- TASK PROMPT
Filter these entries, keeping only lines that hold the word "products".
-- start of WORKING DATA --
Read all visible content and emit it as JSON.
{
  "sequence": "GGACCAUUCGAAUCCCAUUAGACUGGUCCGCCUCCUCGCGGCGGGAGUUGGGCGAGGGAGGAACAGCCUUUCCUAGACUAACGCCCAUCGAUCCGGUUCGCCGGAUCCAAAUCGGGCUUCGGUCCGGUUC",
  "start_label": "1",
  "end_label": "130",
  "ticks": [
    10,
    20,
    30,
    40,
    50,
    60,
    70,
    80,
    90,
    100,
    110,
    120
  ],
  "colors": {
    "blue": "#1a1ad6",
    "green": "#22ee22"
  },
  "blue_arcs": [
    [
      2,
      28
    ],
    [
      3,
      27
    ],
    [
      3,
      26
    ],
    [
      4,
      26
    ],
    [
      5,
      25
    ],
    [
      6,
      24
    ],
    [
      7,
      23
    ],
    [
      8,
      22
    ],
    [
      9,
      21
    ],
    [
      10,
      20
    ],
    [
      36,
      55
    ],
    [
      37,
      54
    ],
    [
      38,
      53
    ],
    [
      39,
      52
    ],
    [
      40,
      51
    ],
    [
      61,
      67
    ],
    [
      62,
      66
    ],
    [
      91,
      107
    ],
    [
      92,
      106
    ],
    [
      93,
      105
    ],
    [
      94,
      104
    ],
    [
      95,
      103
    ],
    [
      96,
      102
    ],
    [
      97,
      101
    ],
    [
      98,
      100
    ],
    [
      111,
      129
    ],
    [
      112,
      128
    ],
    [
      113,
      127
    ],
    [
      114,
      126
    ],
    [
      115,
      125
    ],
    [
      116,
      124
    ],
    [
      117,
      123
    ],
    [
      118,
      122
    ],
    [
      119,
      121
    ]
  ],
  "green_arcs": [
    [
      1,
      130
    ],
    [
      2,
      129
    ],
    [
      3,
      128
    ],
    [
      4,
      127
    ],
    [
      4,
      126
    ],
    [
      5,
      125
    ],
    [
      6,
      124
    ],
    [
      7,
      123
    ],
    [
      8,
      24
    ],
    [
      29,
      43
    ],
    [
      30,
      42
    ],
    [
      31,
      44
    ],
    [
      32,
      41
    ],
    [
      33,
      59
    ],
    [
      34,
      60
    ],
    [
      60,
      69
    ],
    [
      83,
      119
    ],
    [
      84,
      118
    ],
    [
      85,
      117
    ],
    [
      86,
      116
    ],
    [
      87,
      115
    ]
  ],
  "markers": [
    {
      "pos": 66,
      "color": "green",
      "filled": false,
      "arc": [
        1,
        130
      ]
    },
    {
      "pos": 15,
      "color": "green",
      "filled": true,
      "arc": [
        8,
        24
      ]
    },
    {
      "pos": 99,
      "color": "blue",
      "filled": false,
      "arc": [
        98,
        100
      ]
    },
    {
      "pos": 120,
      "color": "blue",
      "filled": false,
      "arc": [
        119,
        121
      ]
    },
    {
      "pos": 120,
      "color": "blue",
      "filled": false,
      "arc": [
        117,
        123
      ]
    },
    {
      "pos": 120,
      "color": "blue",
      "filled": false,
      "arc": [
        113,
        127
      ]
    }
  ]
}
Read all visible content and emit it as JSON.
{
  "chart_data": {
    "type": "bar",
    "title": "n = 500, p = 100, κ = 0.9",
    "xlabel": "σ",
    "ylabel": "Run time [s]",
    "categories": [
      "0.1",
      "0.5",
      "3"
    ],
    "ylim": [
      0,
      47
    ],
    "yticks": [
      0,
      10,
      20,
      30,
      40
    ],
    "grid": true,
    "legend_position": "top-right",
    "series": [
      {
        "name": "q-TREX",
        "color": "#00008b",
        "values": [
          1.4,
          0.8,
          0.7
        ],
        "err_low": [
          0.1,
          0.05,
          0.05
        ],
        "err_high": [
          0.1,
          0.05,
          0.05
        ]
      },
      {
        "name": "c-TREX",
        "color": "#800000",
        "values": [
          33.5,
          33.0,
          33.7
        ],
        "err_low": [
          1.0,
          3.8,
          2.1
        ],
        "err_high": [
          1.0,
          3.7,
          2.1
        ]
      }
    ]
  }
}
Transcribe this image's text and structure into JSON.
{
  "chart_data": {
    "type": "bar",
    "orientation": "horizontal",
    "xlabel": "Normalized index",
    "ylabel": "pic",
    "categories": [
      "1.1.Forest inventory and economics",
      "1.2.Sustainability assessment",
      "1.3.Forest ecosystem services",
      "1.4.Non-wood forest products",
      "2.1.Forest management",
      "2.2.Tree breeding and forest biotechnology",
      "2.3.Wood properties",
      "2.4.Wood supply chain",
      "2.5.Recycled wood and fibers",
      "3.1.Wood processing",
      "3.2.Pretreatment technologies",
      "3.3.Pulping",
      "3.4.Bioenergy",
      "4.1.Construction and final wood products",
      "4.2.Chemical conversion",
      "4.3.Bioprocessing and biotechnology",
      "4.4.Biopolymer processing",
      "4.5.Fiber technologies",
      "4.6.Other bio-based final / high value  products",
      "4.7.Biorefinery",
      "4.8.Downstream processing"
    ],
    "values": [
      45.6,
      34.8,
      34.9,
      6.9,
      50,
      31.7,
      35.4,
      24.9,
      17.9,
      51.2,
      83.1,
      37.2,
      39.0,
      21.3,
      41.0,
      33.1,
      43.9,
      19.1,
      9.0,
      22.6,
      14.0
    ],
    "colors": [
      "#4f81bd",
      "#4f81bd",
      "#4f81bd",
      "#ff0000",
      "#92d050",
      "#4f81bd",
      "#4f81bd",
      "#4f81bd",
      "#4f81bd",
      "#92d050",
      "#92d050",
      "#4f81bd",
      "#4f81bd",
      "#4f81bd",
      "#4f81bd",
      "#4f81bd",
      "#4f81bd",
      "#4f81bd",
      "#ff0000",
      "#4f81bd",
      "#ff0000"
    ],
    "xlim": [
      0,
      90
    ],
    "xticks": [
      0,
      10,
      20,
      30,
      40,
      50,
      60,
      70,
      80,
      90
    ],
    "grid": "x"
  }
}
-- end of WORKING DATA --
- REPLY TO THE EXERCISE
      "1.4.Non-wood forest products",
      "4.1.Construction and final wood products",
      "4.6.Other bio-based final / high value  products",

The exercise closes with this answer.